▶ **What this task involves**
Write out all the data again, exactly as it stands.

»»

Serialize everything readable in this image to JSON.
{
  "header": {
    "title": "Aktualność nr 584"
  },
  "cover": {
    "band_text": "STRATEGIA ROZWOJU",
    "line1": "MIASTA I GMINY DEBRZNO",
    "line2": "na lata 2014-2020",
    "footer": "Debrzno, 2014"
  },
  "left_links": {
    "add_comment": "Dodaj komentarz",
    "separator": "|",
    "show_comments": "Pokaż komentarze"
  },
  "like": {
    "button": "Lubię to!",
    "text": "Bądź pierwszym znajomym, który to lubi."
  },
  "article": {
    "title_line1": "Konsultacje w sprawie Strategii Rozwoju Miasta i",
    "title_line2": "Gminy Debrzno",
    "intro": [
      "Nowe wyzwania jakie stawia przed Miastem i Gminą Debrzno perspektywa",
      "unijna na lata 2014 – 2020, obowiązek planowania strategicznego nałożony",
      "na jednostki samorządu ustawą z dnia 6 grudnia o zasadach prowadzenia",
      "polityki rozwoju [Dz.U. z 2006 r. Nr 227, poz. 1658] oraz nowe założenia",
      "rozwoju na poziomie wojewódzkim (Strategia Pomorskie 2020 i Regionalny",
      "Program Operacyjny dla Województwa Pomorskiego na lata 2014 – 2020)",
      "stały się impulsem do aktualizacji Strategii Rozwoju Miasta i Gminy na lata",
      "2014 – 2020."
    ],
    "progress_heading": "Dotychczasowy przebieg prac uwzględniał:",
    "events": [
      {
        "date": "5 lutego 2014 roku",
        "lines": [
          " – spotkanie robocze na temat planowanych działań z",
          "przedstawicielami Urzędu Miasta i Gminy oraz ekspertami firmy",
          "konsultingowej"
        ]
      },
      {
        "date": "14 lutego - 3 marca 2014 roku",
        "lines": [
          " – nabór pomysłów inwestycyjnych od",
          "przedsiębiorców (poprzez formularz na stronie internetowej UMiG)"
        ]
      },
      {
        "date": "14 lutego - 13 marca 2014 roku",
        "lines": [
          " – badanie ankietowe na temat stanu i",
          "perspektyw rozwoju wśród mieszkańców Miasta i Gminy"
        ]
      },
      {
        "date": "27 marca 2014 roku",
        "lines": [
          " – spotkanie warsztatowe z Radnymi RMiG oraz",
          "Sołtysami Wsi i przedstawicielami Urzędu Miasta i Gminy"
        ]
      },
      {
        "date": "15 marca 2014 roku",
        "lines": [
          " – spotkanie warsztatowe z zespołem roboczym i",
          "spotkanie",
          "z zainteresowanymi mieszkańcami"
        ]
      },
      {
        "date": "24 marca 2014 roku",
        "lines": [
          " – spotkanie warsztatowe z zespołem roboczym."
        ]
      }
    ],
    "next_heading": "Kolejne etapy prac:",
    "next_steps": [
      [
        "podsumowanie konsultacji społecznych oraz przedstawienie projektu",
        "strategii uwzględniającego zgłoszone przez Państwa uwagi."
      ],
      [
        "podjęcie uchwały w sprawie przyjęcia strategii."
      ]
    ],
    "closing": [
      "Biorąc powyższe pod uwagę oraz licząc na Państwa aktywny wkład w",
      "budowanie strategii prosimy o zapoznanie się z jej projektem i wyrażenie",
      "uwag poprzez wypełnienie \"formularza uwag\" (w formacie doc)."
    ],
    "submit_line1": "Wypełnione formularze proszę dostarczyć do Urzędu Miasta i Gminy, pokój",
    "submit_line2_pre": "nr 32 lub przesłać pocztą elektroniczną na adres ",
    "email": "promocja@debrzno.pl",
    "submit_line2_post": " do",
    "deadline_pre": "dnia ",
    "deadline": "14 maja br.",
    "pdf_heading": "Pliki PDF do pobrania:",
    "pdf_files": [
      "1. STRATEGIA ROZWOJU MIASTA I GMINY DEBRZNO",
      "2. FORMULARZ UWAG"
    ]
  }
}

««

▶ **Response to this task**
Serialize everything readable in this image to JSON.
{
  "header": {
    "title": "Aktualność nr 584"
  },
  "cover": {
    "band_text": "STRATEGIA ROZWOJU",
    "line1": "MIASTA I GMINY DEBRZNO",
    "line2": "na lata 2014-2020",
    "footer": "Debrzno, 2014"
  },
  "left_links": {
    "add_comment": "Dodaj komentarz",
    "separator": "|",
    "show_comments": "Pokaż komentarze"
  },
  "like": {
    "button": "Lubię to!",
    "text": "Bądź pierwszym znajomym, który to lubi."
  },
  "article": {
    "title_line1": "Konsultacje w sprawie Strategii Rozwoju Miasta i",
    "title_line2": "Gminy Debrzno",
    "intro": [
      "Nowe wyzwania jakie stawia przed Miastem i Gminą Debrzno perspektywa",
      "unijna na lata 2014 – 2020, obowiązek planowania strategicznego nałożony",
      "na jednostki samorządu ustawą z dnia 6 grudnia o zasadach prowadzenia",
      "polityki rozwoju [Dz.U. z 2006 r. Nr 227, poz. 1658] oraz nowe założenia",
      "rozwoju na poziomie wojewódzkim (Strategia Pomorskie 2020 i Regionalny",
      "Program Operacyjny dla Województwa Pomorskiego na lata 2014 – 2020)",
      "stały się impulsem do aktualizacji Strategii Rozwoju Miasta i Gminy na lata",
      "2014 – 2020."
    ],
    "progress_heading": "Dotychczasowy przebieg prac uwzględniał:",
    "events": [
      {
        "date": "5 lutego 2014 roku",
        "lines": [
          " – spotkanie robocze na temat planowanych działań z",
          "przedstawicielami Urzędu Miasta i Gminy oraz ekspertami firmy",
          "konsultingowej"
        ]
      },
      {
        "date": "14 lutego - 3 marca 2014 roku",
        "lines": [
          " – nabór pomysłów inwestycyjnych od",
          "przedsiębiorców (poprzez formularz na stronie internetowej UMiG)"
        ]
      },
      {
        "date": "14 lutego - 13 marca 2014 roku",
        "lines": [
          " – badanie ankietowe na temat stanu i",
          "perspektyw rozwoju wśród mieszkańców Miasta i Gminy"
        ]
      },
      {
        "date": "27 marca 2014 roku",
        "lines": [
          " – spotkanie warsztatowe z Radnymi RMiG oraz",
          "Sołtysami Wsi i przedstawicielami Urzędu Miasta i Gminy"
        ]
      },
      {
        "date": "15 marca 2014 roku",
        "lines": [
          " – spotkanie warsztatowe z zespołem roboczym i",
          "spotkanie",
          "z zainteresowanymi mieszkańcami"
        ]
      },
      {
        "date": "24 marca 2014 roku",
        "lines": [
          " – spotkanie warsztatowe z zespołem roboczym."
        ]
      }
    ],
    "next_heading": "Kolejne etapy prac:",
    "next_steps": [
      [
        "podsumowanie konsultacji społecznych oraz przedstawienie projektu",
        "strategii uwzględniającego zgłoszone przez Państwa uwagi."
      ],
      [
        "podjęcie uchwały w sprawie przyjęcia strategii."
      ]
    ],
    "closing": [
      "Biorąc powyższe pod uwagę oraz licząc na Państwa aktywny wkład w",
      "budowanie strategii prosimy o zapoznanie się z jej projektem i wyrażenie",
      "uwag poprzez wypełnienie \"formularza uwag\" (w formacie doc)."
    ],
    "submit_line1": "Wypełnione formularze proszę dostarczyć do Urzędu Miasta i Gminy, pokój",
    "submit_line2_pre": "nr 32 lub przesłać pocztą elektroniczną na adres ",
    "email": "promocja@debrzno.pl",
    "submit_line2_post": " do",
    "deadline_pre": "dnia ",
    "deadline": "14 maja br.",
    "pdf_heading": "Pliki PDF do pobrania:",
    "pdf_files": [
      "1. STRATEGIA ROZWOJU MIASTA I GMINY DEBRZNO",
      "2. FORMULARZ UWAG"
    ]
  }
}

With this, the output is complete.